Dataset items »
──────
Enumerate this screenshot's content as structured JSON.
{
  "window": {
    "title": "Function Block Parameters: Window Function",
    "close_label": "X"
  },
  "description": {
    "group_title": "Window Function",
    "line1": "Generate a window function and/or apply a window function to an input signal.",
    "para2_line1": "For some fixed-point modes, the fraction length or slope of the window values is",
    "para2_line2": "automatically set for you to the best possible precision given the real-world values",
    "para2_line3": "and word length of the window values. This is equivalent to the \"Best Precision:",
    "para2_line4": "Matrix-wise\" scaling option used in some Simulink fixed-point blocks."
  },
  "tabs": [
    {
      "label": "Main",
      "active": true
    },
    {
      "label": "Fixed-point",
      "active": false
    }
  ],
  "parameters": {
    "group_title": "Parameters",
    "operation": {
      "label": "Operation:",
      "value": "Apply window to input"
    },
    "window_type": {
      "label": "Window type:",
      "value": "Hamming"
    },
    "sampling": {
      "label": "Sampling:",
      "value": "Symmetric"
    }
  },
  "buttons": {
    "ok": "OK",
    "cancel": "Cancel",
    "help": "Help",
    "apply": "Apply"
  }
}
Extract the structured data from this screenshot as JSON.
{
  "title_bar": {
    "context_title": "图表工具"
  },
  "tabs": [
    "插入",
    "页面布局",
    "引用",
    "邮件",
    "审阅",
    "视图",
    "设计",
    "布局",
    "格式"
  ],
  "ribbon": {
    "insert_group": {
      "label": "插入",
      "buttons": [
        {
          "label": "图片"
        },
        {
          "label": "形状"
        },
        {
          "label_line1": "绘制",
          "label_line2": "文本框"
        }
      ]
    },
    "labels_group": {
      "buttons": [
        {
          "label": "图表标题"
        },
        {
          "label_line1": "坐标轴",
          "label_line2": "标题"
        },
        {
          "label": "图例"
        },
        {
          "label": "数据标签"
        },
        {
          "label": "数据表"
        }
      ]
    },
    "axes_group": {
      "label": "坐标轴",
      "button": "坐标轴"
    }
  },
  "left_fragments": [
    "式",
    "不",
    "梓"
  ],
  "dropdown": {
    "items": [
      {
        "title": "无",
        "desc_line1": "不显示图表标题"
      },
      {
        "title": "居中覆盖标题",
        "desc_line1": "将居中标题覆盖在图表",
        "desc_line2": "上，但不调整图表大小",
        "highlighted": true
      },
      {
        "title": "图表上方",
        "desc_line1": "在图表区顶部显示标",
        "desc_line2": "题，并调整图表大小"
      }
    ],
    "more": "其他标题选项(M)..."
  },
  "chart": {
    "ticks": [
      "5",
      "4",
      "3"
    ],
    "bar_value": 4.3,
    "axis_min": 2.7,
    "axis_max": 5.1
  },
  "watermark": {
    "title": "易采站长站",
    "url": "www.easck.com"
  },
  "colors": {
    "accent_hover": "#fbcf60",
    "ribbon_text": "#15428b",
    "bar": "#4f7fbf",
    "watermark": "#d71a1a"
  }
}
──────
Copy each line of the data above that holds "values".

    "para2_line1": "For some fixed-point modes, the fraction length or slope of the window values is",
    "para2_line2": "automatically set for you to the best possible precision given the real-world values",
    "para2_line3": "and word length of the window values. This is equivalent to the \"Best Precision:",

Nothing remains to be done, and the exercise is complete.